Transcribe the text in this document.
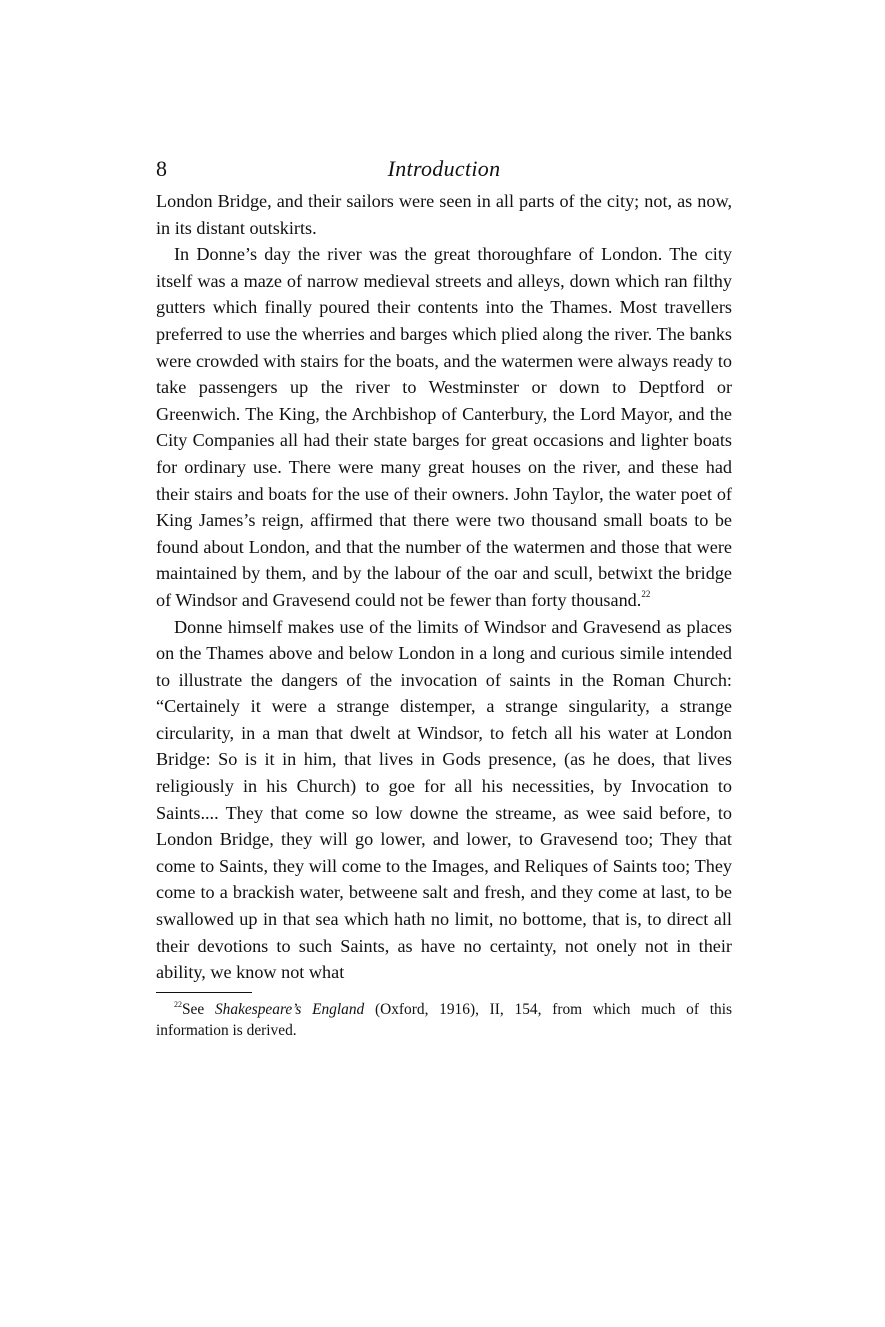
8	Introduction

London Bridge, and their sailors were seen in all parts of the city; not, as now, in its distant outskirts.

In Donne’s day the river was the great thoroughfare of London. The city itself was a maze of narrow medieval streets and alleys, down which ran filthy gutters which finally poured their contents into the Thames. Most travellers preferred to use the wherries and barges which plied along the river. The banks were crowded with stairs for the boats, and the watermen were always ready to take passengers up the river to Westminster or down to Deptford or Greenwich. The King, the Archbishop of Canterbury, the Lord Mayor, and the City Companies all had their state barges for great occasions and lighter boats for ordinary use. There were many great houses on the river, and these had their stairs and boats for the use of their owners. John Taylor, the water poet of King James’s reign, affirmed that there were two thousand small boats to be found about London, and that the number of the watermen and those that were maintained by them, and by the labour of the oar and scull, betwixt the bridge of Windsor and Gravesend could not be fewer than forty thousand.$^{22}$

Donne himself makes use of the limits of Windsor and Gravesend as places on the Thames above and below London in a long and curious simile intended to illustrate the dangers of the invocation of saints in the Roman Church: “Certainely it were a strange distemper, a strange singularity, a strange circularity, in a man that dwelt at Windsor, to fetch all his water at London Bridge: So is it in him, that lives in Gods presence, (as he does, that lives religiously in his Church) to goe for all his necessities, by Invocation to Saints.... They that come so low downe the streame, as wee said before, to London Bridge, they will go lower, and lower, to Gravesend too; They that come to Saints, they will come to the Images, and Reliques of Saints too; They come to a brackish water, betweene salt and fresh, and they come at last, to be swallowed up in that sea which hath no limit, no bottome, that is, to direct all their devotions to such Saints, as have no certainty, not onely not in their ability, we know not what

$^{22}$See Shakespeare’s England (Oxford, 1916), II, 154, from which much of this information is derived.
┄┄┄┄┄┄┄┄┄┄
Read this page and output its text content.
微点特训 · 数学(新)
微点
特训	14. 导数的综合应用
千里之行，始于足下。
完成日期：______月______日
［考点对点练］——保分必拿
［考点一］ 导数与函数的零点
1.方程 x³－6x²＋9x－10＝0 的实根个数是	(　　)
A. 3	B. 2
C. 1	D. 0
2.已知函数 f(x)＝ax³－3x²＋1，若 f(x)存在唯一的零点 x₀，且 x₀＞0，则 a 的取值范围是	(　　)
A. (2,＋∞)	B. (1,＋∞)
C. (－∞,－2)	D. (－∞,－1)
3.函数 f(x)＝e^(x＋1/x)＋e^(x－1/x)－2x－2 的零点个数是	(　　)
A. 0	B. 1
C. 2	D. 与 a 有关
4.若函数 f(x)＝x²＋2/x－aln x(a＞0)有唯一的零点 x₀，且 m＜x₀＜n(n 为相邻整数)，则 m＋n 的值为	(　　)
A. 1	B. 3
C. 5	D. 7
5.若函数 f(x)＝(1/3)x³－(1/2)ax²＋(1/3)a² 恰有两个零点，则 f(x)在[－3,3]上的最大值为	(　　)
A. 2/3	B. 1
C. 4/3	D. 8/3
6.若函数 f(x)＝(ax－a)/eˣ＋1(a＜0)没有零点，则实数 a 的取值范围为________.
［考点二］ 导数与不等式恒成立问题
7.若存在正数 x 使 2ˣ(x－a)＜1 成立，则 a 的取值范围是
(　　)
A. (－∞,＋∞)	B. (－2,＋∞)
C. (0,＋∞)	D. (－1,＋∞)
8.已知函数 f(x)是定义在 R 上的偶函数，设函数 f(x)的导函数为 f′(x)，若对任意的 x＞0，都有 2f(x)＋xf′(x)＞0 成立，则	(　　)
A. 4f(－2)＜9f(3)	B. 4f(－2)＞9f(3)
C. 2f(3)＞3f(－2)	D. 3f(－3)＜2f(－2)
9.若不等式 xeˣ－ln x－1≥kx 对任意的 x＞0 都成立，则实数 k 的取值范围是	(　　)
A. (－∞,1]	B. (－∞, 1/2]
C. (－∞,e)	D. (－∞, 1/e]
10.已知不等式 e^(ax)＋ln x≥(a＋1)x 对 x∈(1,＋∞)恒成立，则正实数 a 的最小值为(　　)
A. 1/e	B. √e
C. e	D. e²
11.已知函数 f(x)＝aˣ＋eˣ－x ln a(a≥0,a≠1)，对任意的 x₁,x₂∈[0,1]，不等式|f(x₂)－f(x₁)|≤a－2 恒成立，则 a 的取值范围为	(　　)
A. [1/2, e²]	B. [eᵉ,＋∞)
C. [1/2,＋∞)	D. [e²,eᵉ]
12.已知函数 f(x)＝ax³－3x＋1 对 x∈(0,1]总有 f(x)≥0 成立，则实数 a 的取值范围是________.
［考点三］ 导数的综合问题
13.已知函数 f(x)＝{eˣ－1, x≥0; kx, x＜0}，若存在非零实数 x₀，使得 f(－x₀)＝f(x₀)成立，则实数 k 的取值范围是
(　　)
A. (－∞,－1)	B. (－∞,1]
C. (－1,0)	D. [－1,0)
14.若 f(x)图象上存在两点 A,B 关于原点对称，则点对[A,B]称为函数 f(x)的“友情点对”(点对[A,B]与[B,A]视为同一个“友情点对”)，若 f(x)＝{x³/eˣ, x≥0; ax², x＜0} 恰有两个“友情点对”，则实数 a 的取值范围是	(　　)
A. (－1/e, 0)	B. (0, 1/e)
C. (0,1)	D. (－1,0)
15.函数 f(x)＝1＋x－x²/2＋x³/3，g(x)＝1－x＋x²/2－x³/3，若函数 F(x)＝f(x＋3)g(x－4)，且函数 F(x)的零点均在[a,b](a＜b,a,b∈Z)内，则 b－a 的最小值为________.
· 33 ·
┄┄┄┄┄┄┄┄┄┄
=== WRITTEN PROBLEM ===
Which lines include "this"? Copy each of them out.

=== EXERCISE OUTPUT ===
Transcribe the text in this document.
$^{22}$See Shakespeare’s England (Oxford, 1916), II, 154, from which much of this information is derived.
Read this page and output its text content.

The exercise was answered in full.